> What you will do
Turn every line of the records below into an entry in one numbered list, leaving out blank lines.

[Begin Recorded information]

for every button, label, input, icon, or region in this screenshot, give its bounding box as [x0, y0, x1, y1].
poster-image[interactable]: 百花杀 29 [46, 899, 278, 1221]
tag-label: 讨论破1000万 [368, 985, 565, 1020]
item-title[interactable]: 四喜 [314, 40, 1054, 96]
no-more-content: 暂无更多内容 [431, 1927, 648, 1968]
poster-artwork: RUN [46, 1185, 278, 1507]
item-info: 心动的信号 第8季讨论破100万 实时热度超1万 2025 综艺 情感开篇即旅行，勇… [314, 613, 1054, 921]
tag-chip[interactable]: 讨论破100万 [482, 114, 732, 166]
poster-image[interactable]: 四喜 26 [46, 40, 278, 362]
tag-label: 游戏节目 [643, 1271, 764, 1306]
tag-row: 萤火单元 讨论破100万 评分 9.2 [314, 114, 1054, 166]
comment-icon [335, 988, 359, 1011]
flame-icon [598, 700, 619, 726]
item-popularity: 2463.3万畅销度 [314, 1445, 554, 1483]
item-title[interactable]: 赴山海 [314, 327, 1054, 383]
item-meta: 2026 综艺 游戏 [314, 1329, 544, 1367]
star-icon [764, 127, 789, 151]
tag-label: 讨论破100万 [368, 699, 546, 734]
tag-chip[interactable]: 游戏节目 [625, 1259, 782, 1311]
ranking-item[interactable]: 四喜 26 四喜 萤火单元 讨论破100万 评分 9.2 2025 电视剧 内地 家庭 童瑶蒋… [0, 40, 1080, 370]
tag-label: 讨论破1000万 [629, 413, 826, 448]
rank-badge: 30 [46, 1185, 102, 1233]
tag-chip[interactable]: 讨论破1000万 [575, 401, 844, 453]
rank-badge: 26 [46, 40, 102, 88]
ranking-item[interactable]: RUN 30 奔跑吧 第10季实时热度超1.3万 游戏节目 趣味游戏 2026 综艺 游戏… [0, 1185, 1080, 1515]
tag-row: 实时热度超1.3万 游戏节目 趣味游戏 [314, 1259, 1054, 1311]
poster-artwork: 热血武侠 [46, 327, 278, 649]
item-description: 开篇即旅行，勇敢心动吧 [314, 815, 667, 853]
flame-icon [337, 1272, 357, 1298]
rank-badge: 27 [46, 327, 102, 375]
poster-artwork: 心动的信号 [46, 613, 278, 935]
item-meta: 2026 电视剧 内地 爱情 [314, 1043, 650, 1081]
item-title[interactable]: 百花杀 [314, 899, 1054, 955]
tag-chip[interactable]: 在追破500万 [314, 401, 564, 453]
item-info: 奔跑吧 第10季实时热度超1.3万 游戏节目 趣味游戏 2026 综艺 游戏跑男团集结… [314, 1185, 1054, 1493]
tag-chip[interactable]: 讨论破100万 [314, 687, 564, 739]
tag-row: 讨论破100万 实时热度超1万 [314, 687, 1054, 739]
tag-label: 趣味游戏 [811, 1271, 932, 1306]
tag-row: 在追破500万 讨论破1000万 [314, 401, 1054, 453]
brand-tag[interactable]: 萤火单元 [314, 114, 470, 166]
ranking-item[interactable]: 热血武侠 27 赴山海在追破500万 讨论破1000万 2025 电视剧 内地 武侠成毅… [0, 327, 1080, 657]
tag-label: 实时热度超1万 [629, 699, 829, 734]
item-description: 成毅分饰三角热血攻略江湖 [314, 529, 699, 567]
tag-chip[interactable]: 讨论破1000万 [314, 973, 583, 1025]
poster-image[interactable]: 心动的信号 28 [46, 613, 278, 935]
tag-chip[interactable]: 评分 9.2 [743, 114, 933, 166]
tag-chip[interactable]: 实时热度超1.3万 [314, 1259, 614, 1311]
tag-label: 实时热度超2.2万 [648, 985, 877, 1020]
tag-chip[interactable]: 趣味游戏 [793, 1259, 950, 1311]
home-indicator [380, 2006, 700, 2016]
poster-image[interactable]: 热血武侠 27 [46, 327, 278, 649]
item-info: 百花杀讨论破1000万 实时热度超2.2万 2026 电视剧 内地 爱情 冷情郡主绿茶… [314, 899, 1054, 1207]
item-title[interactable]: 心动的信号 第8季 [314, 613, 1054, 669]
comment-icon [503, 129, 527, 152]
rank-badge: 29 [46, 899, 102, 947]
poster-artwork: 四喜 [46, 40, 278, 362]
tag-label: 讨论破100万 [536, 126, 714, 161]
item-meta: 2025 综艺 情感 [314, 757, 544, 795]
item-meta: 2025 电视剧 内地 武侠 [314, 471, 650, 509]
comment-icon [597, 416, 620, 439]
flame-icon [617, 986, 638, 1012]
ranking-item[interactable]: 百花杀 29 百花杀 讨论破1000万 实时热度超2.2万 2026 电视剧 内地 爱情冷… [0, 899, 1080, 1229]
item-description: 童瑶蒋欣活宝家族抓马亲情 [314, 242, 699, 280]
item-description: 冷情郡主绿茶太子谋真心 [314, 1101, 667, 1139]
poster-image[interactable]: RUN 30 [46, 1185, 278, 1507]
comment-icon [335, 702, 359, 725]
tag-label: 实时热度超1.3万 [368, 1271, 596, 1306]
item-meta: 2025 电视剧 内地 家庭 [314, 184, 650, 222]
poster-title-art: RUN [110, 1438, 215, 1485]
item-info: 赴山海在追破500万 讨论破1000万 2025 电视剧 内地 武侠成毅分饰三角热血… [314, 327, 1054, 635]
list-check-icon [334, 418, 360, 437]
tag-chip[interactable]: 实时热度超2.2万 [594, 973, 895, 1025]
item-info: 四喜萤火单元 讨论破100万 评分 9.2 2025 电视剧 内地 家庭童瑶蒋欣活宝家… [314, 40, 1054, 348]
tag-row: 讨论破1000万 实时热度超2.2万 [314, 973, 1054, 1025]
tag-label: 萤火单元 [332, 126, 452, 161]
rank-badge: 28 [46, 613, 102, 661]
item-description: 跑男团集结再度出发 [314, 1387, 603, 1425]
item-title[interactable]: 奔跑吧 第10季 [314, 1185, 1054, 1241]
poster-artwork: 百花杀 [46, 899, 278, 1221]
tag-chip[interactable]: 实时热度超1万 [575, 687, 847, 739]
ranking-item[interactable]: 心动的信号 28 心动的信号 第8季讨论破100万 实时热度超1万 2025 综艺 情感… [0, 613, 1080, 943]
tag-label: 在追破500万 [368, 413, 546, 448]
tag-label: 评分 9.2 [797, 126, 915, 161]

[End Recorded information]

> Solution for this task
1. for every button, label, input, icon, or region in this screenshot, give its bounding box as [x0, y0, x1, y1].
2. poster-image[interactable]: 百花杀 29 [46, 899, 278, 1221]
3. tag-label: 讨论破1000万 [368, 985, 565, 1020]
4. item-title[interactable]: 四喜 [314, 40, 1054, 96]
5. no-more-content: 暂无更多内容 [431, 1927, 648, 1968]
6. poster-artwork: RUN [46, 1185, 278, 1507]
7. item-info: 心动的信号 第8季讨论破100万 实时热度超1万 2025 综艺 情感开篇即旅行，勇… [314, 613, 1054, 921]
8. tag-chip[interactable]: 讨论破100万 [482, 114, 732, 166]
9. poster-image[interactable]: 四喜 26 [46, 40, 278, 362]
10. tag-label: 游戏节目 [643, 1271, 764, 1306]
11. tag-row: 萤火单元 讨论破100万 评分 9.2 [314, 114, 1054, 166]
12. comment-icon [335, 988, 359, 1011]
13. flame-icon [598, 700, 619, 726]
14. item-popularity: 2463.3万畅销度 [314, 1445, 554, 1483]
15. item-title[interactable]: 赴山海 [314, 327, 1054, 383]
16. item-meta: 2026 综艺 游戏 [314, 1329, 544, 1367]
17. star-icon [764, 127, 789, 151]
18. tag-label: 讨论破100万 [368, 699, 546, 734]
19. tag-chip[interactable]: 游戏节目 [625, 1259, 782, 1311]
20. ranking-item[interactable]: 四喜 26 四喜 萤火单元 讨论破100万 评分 9.2 2025 电视剧 内地 家庭 童瑶蒋… [0, 40, 1080, 370]
21. tag-label: 讨论破1000万 [629, 413, 826, 448]
22. rank-badge: 30 [46, 1185, 102, 1233]
23. tag-chip[interactable]: 讨论破1000万 [575, 401, 844, 453]
24. rank-badge: 26 [46, 40, 102, 88]
25. ranking-item[interactable]: RUN 30 奔跑吧 第10季实时热度超1.3万 游戏节目 趣味游戏 2026 综艺 游戏… [0, 1185, 1080, 1515]
26. tag-row: 实时热度超1.3万 游戏节目 趣味游戏 [314, 1259, 1054, 1311]
27. poster-artwork: 热血武侠 [46, 327, 278, 649]
28. item-description: 开篇即旅行，勇敢心动吧 [314, 815, 667, 853]
29. flame-icon [337, 1272, 357, 1298]
30. rank-badge: 27 [46, 327, 102, 375]
31. poster-artwork: 心动的信号 [46, 613, 278, 935]
32. item-meta: 2026 电视剧 内地 爱情 [314, 1043, 650, 1081]
33. item-title[interactable]: 百花杀 [314, 899, 1054, 955]
34. tag-chip[interactable]: 在追破500万 [314, 401, 564, 453]
35. item-info: 奔跑吧 第10季实时热度超1.3万 游戏节目 趣味游戏 2026 综艺 游戏跑男团集结… [314, 1185, 1054, 1493]
36. tag-chip[interactable]: 讨论破100万 [314, 687, 564, 739]
37. tag-row: 讨论破100万 实时热度超1万 [314, 687, 1054, 739]
38. tag-label: 趣味游戏 [811, 1271, 932, 1306]
39. tag-row: 在追破500万 讨论破1000万 [314, 401, 1054, 453]
40. brand-tag[interactable]: 萤火单元 [314, 114, 470, 166]
41. ranking-item[interactable]: 热血武侠 27 赴山海在追破500万 讨论破1000万 2025 电视剧 内地 武侠成毅… [0, 327, 1080, 657]
42. tag-label: 实时热度超1万 [629, 699, 829, 734]
43. item-description: 成毅分饰三角热血攻略江湖 [314, 529, 699, 567]
44. tag-chip[interactable]: 讨论破1000万 [314, 973, 583, 1025]
45. poster-image[interactable]: 心动的信号 28 [46, 613, 278, 935]
46. tag-chip[interactable]: 评分 9.2 [743, 114, 933, 166]
47. tag-chip[interactable]: 实时热度超1.3万 [314, 1259, 614, 1311]
48. tag-label: 实时热度超2.2万 [648, 985, 877, 1020]
49. tag-chip[interactable]: 趣味游戏 [793, 1259, 950, 1311]
50. home-indicator [380, 2006, 700, 2016]
51. poster-image[interactable]: 热血武侠 27 [46, 327, 278, 649]
52. item-info: 百花杀讨论破1000万 实时热度超2.2万 2026 电视剧 内地 爱情 冷情郡主绿茶… [314, 899, 1054, 1207]
53. item-title[interactable]: 心动的信号 第8季 [314, 613, 1054, 669]
54. comment-icon [503, 129, 527, 152]
55. rank-badge: 29 [46, 899, 102, 947]
56. poster-artwork: 四喜 [46, 40, 278, 362]
57. tag-label: 讨论破100万 [536, 126, 714, 161]
58. item-meta: 2025 综艺 情感 [314, 757, 544, 795]
59. item-meta: 2025 电视剧 内地 武侠 [314, 471, 650, 509]
60. comment-icon [597, 416, 620, 439]
61. flame-icon [617, 986, 638, 1012]
62. ranking-item[interactable]: 百花杀 29 百花杀 讨论破1000万 实时热度超2.2万 2026 电视剧 内地 爱情冷… [0, 899, 1080, 1229]
63. item-description: 童瑶蒋欣活宝家族抓马亲情 [314, 242, 699, 280]
64. item-description: 冷情郡主绿茶太子谋真心 [314, 1101, 667, 1139]
65. poster-image[interactable]: RUN 30 [46, 1185, 278, 1507]
66. comment-icon [335, 702, 359, 725]
67. tag-label: 实时热度超1.3万 [368, 1271, 596, 1306]
68. item-meta: 2025 电视剧 内地 家庭 [314, 184, 650, 222]
69. poster-title-art: RUN [110, 1438, 215, 1485]
70. item-info: 赴山海在追破500万 讨论破1000万 2025 电视剧 内地 武侠成毅分饰三角热血… [314, 327, 1054, 635]
71. list-check-icon [334, 418, 360, 437]
72. tag-chip[interactable]: 实时热度超2.2万 [594, 973, 895, 1025]
73. item-info: 四喜萤火单元 讨论破100万 评分 9.2 2025 电视剧 内地 家庭童瑶蒋欣活宝家… [314, 40, 1054, 348]
74. tag-row: 讨论破1000万 实时热度超2.2万 [314, 973, 1054, 1025]
75. tag-label: 萤火单元 [332, 126, 452, 161]
76. rank-badge: 28 [46, 613, 102, 661]
77. item-description: 跑男团集结再度出发 [314, 1387, 603, 1425]
78. item-title[interactable]: 奔跑吧 第10季 [314, 1185, 1054, 1241]
79. poster-artwork: 百花杀 [46, 899, 278, 1221]
80. tag-chip[interactable]: 实时热度超1万 [575, 687, 847, 739]
81. ranking-item[interactable]: 心动的信号 28 心动的信号 第8季讨论破100万 实时热度超1万 2025 综艺 情感… [0, 613, 1080, 943]
82. tag-label: 在追破500万 [368, 413, 546, 448]
83. tag-label: 评分 9.2 [797, 126, 915, 161]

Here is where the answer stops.